(Data items)
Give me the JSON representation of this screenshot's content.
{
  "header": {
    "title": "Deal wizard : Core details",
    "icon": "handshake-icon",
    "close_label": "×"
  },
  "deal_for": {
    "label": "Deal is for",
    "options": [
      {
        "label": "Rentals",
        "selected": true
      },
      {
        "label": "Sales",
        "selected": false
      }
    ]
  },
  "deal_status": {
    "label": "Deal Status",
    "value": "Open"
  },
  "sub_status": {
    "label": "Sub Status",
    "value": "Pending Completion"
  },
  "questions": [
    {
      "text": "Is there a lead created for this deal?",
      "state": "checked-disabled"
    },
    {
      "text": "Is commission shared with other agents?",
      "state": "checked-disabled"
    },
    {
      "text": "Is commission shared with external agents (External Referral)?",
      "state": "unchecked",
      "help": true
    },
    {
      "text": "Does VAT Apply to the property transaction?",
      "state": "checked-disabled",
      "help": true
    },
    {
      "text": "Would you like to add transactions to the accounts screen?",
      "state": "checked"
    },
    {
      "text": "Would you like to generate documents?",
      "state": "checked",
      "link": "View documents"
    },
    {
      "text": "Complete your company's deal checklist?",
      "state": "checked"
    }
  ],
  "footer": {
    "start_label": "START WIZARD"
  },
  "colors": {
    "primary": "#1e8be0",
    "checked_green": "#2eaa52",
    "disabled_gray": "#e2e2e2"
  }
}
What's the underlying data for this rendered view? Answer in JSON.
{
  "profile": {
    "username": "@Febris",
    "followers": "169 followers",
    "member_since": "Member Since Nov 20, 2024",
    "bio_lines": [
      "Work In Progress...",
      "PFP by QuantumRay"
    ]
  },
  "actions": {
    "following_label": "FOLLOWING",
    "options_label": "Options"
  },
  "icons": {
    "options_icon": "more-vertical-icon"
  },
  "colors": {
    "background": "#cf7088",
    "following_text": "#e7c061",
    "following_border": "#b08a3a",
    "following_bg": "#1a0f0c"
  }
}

> Stated task
Copy all lines from the entries that contain the word "commission".

> Task answer
      "text": "Is commission shared with other agents?",
      "text": "Is commission shared with external agents (External Referral)?",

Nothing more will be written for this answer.